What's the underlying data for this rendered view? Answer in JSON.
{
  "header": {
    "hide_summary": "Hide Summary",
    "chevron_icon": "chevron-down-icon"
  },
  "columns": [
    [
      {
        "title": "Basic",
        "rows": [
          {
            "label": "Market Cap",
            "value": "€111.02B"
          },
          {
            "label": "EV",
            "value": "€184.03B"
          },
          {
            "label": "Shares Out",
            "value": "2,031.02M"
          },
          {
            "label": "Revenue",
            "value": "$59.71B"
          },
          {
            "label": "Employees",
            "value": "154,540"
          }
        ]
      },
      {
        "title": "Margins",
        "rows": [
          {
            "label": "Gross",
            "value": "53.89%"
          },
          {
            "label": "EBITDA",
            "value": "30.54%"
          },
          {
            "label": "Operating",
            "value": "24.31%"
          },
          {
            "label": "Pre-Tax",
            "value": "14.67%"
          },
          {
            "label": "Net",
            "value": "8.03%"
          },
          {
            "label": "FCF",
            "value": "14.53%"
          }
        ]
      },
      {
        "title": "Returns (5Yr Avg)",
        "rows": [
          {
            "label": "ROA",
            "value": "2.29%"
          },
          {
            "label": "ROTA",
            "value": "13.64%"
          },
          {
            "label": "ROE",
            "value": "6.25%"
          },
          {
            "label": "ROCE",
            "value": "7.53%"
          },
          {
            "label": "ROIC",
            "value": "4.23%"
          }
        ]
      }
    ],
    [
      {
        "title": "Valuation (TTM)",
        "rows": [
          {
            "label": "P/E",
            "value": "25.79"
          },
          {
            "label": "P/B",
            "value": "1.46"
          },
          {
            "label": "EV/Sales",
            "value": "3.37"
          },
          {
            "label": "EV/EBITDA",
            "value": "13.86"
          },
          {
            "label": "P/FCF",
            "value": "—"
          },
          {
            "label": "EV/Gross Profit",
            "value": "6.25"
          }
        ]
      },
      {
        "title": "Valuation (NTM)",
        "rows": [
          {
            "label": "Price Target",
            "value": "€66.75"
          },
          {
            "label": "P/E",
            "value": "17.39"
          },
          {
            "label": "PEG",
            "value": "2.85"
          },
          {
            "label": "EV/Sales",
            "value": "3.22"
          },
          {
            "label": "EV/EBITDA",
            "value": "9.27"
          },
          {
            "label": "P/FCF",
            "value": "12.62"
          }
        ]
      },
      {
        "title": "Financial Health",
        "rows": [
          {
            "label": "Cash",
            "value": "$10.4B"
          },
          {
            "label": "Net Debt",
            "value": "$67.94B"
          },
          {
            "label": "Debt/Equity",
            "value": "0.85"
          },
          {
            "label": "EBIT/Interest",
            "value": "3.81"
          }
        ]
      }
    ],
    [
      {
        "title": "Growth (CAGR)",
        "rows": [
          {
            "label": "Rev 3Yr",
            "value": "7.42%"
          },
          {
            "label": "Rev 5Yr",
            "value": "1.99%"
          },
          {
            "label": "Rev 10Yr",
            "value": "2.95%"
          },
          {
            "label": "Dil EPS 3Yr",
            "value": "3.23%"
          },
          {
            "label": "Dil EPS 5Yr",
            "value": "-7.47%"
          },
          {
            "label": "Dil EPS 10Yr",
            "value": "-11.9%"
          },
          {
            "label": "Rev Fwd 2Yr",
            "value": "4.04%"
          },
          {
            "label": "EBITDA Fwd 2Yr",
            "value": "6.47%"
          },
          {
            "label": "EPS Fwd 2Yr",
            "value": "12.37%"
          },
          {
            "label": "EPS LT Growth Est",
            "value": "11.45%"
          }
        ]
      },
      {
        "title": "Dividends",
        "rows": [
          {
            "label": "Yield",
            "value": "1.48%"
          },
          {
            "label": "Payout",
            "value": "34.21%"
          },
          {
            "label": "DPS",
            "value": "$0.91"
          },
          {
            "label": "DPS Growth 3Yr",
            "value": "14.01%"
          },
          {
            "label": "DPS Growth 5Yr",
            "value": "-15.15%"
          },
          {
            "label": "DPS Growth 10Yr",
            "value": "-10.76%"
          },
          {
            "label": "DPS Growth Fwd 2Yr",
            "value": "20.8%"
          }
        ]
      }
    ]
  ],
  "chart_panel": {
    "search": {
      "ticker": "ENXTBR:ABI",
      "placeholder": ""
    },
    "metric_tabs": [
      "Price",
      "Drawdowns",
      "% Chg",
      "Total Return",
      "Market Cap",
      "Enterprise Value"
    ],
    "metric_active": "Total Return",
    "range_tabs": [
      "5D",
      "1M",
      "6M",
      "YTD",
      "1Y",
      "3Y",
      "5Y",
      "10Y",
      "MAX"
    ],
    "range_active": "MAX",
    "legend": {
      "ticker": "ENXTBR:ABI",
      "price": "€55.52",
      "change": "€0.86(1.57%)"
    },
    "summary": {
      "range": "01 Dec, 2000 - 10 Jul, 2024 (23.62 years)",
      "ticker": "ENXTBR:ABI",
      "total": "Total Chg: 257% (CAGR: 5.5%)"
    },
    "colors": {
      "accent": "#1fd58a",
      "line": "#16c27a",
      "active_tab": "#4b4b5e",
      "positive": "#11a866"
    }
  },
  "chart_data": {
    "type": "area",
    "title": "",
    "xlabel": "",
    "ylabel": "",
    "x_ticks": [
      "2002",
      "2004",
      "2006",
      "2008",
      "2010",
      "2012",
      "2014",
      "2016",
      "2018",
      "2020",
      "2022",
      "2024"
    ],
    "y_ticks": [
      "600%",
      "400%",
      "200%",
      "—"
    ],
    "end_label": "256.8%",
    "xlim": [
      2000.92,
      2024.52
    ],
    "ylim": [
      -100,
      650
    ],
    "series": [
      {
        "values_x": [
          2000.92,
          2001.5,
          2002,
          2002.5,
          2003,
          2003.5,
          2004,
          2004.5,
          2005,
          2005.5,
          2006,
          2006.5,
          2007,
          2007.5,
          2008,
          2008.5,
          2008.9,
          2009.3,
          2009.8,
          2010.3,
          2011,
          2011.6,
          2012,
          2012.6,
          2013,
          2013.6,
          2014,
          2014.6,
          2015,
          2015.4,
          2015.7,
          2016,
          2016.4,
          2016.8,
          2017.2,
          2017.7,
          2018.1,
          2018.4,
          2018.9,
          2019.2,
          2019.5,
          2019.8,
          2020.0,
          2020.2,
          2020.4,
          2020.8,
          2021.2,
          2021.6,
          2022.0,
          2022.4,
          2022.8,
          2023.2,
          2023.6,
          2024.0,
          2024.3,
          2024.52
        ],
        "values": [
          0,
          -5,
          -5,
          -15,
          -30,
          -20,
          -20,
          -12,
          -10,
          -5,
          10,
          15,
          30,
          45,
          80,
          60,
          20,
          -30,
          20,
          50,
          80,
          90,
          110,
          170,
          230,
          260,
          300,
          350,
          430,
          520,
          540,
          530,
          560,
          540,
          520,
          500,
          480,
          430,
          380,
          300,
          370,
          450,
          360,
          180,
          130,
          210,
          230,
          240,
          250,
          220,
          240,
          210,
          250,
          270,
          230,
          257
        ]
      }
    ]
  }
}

════════════════════

◆ Do this ◆
Write the material out again word for word.

◆ Result of the exercise ◆
What's the underlying data for this rendered view? Answer in JSON.
{
  "header": {
    "hide_summary": "Hide Summary",
    "chevron_icon": "chevron-down-icon"
  },
  "columns": [
    [
      {
        "title": "Basic",
        "rows": [
          {
            "label": "Market Cap",
            "value": "€111.02B"
          },
          {
            "label": "EV",
            "value": "€184.03B"
          },
          {
            "label": "Shares Out",
            "value": "2,031.02M"
          },
          {
            "label": "Revenue",
            "value": "$59.71B"
          },
          {
            "label": "Employees",
            "value": "154,540"
          }
        ]
      },
      {
        "title": "Margins",
        "rows": [
          {
            "label": "Gross",
            "value": "53.89%"
          },
          {
            "label": "EBITDA",
            "value": "30.54%"
          },
          {
            "label": "Operating",
            "value": "24.31%"
          },
          {
            "label": "Pre-Tax",
            "value": "14.67%"
          },
          {
            "label": "Net",
            "value": "8.03%"
          },
          {
            "label": "FCF",
            "value": "14.53%"
          }
        ]
      },
      {
        "title": "Returns (5Yr Avg)",
        "rows": [
          {
            "label": "ROA",
            "value": "2.29%"
          },
          {
            "label": "ROTA",
            "value": "13.64%"
          },
          {
            "label": "ROE",
            "value": "6.25%"
          },
          {
            "label": "ROCE",
            "value": "7.53%"
          },
          {
            "label": "ROIC",
            "value": "4.23%"
          }
        ]
      }
    ],
    [
      {
        "title": "Valuation (TTM)",
        "rows": [
          {
            "label": "P/E",
            "value": "25.79"
          },
          {
            "label": "P/B",
            "value": "1.46"
          },
          {
            "label": "EV/Sales",
            "value": "3.37"
          },
          {
            "label": "EV/EBITDA",
            "value": "13.86"
          },
          {
            "label": "P/FCF",
            "value": "—"
          },
          {
            "label": "EV/Gross Profit",
            "value": "6.25"
          }
        ]
      },
      {
        "title": "Valuation (NTM)",
        "rows": [
          {
            "label": "Price Target",
            "value": "€66.75"
          },
          {
            "label": "P/E",
            "value": "17.39"
          },
          {
            "label": "PEG",
            "value": "2.85"
          },
          {
            "label": "EV/Sales",
            "value": "3.22"
          },
          {
            "label": "EV/EBITDA",
            "value": "9.27"
          },
          {
            "label": "P/FCF",
            "value": "12.62"
          }
        ]
      },
      {
        "title": "Financial Health",
        "rows": [
          {
            "label": "Cash",
            "value": "$10.4B"
          },
          {
            "label": "Net Debt",
            "value": "$67.94B"
          },
          {
            "label": "Debt/Equity",
            "value": "0.85"
          },
          {
            "label": "EBIT/Interest",
            "value": "3.81"
          }
        ]
      }
    ],
    [
      {
        "title": "Growth (CAGR)",
        "rows": [
          {
            "label": "Rev 3Yr",
            "value": "7.42%"
          },
          {
            "label": "Rev 5Yr",
            "value": "1.99%"
          },
          {
            "label": "Rev 10Yr",
            "value": "2.95%"
          },
          {
            "label": "Dil EPS 3Yr",
            "value": "3.23%"
          },
          {
            "label": "Dil EPS 5Yr",
            "value": "-7.47%"
          },
          {
            "label": "Dil EPS 10Yr",
            "value": "-11.9%"
          },
          {
            "label": "Rev Fwd 2Yr",
            "value": "4.04%"
          },
          {
            "label": "EBITDA Fwd 2Yr",
            "value": "6.47%"
          },
          {
            "label": "EPS Fwd 2Yr",
            "value": "12.37%"
          },
          {
            "label": "EPS LT Growth Est",
            "value": "11.45%"
          }
        ]
      },
      {
        "title": "Dividends",
        "rows": [
          {
            "label": "Yield",
            "value": "1.48%"
          },
          {
            "label": "Payout",
            "value": "34.21%"
          },
          {
            "label": "DPS",
            "value": "$0.91"
          },
          {
            "label": "DPS Growth 3Yr",
            "value": "14.01%"
          },
          {
            "label": "DPS Growth 5Yr",
            "value": "-15.15%"
          },
          {
            "label": "DPS Growth 10Yr",
            "value": "-10.76%"
          },
          {
            "label": "DPS Growth Fwd 2Yr",
            "value": "20.8%"
          }
        ]
      }
    ]
  ],
  "chart_panel": {
    "search": {
      "ticker": "ENXTBR:ABI",
      "placeholder": ""
    },
    "metric_tabs": [
      "Price",
      "Drawdowns",
      "% Chg",
      "Total Return",
      "Market Cap",
      "Enterprise Value"
    ],
    "metric_active": "Total Return",
    "range_tabs": [
      "5D",
      "1M",
      "6M",
      "YTD",
      "1Y",
      "3Y",
      "5Y",
      "10Y",
      "MAX"
    ],
    "range_active": "MAX",
    "legend": {
      "ticker": "ENXTBR:ABI",
      "price": "€55.52",
      "change": "€0.86(1.57%)"
    },
    "summary": {
      "range": "01 Dec, 2000 - 10 Jul, 2024 (23.62 years)",
      "ticker": "ENXTBR:ABI",
      "total": "Total Chg: 257% (CAGR: 5.5%)"
    },
    "colors": {
      "accent": "#1fd58a",
      "line": "#16c27a",
      "active_tab": "#4b4b5e",
      "positive": "#11a866"
    }
  },
  "chart_data": {
    "type": "area",
    "title": "",
    "xlabel": "",
    "ylabel": "",
    "x_ticks": [
      "2002",
      "2004",
      "2006",
      "2008",
      "2010",
      "2012",
      "2014",
      "2016",
      "2018",
      "2020",
      "2022",
      "2024"
    ],
    "y_ticks": [
      "600%",
      "400%",
      "200%",
      "—"
    ],
    "end_label": "256.8%",
    "xlim": [
      2000.92,
      2024.52
    ],
    "ylim": [
      -100,
      650
    ],
    "series": [
      {
        "values_x": [
          2000.92,
          2001.5,
          2002,
          2002.5,
          2003,
          2003.5,
          2004,
          2004.5,
          2005,
          2005.5,
          2006,
          2006.5,
          2007,
          2007.5,
          2008,
          2008.5,
          2008.9,
          2009.3,
          2009.8,
          2010.3,
          2011,
          2011.6,
          2012,
          2012.6,
          2013,
          2013.6,
          2014,
          2014.6,
          2015,
          2015.4,
          2015.7,
          2016,
          2016.4,
          2016.8,
          2017.2,
          2017.7,
          2018.1,
          2018.4,
          2018.9,
          2019.2,
          2019.5,
          2019.8,
          2020.0,
          2020.2,
          2020.4,
          2020.8,
          2021.2,
          2021.6,
          2022.0,
          2022.4,
          2022.8,
          2023.2,
          2023.6,
          2024.0,
          2024.3,
          2024.52
        ],
        "values": [
          0,
          -5,
          -5,
          -15,
          -30,
          -20,
          -20,
          -12,
          -10,
          -5,
          10,
          15,
          30,
          45,
          80,
          60,
          20,
          -30,
          20,
          50,
          80,
          90,
          110,
          170,
          230,
          260,
          300,
          350,
          430,
          520,
          540,
          530,
          560,
          540,
          520,
          500,
          480,
          430,
          380,
          300,
          370,
          450,
          360,
          180,
          130,
          210,
          230,
          240,
          250,
          220,
          240,
          210,
          250,
          270,
          230,
          257
        ]
      }
    ]
  }
}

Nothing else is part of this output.